**WHAT THIS TASK INVOLVES**. Report how many lines contain the word "sænkning"; answer with the number only.

[Start of EXERCISE MATERIALS]

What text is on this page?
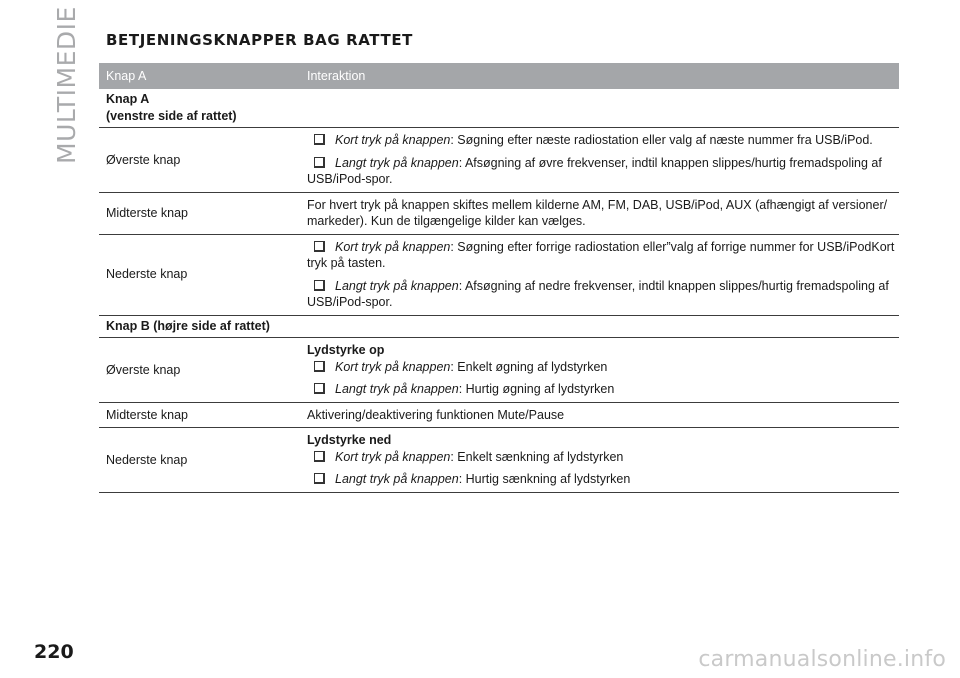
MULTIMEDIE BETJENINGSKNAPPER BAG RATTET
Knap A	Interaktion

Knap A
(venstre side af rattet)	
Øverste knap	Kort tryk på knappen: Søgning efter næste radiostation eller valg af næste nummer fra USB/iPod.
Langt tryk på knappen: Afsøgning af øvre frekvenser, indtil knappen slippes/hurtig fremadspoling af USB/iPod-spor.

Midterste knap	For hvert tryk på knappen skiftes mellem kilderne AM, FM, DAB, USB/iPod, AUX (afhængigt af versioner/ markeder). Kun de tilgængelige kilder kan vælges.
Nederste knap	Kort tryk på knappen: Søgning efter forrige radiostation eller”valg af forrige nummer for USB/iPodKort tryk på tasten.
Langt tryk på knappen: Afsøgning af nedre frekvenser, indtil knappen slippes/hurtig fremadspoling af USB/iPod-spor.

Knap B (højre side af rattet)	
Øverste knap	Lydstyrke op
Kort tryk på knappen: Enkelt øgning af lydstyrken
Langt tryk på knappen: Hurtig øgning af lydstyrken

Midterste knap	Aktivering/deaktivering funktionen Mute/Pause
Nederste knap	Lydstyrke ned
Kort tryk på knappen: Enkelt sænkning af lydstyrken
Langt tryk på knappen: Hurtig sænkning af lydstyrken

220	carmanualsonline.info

[End of EXERCISE MATERIALS]
[Start of EXERCISE MATERIALS]

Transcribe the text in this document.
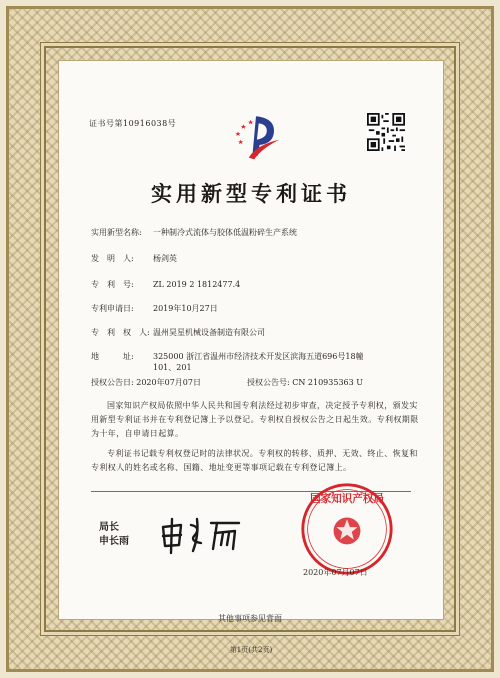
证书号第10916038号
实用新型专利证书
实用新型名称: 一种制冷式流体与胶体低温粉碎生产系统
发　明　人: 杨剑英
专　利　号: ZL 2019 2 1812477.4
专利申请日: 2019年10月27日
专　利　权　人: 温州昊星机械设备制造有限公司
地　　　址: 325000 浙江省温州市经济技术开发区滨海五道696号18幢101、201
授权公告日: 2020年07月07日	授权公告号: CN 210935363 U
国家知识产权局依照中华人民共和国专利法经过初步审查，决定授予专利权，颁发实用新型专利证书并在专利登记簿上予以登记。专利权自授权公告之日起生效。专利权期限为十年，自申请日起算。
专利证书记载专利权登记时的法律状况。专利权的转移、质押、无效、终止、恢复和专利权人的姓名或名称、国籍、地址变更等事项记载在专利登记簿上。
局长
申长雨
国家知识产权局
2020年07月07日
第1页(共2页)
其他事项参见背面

[End of EXERCISE MATERIALS]
[Start of EXERCISE MATERIALS]

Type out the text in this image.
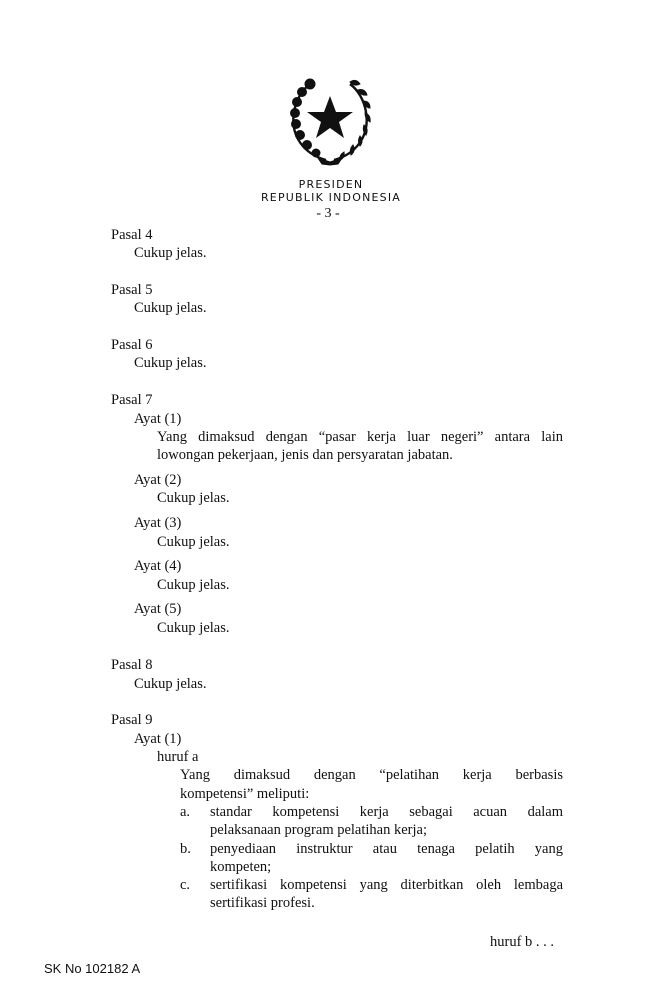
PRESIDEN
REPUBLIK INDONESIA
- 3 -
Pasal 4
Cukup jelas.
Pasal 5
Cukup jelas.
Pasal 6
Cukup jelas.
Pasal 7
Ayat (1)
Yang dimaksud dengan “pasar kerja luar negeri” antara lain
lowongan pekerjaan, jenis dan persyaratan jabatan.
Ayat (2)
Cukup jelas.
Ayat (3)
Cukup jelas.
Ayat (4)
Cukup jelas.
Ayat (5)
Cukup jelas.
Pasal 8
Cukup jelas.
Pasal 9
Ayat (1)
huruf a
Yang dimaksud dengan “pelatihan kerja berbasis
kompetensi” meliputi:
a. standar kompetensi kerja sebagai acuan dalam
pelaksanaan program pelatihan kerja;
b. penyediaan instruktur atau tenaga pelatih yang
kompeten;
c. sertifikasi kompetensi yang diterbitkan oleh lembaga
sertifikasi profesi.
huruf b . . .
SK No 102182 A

[End of EXERCISE MATERIALS]

**RESULT**. 2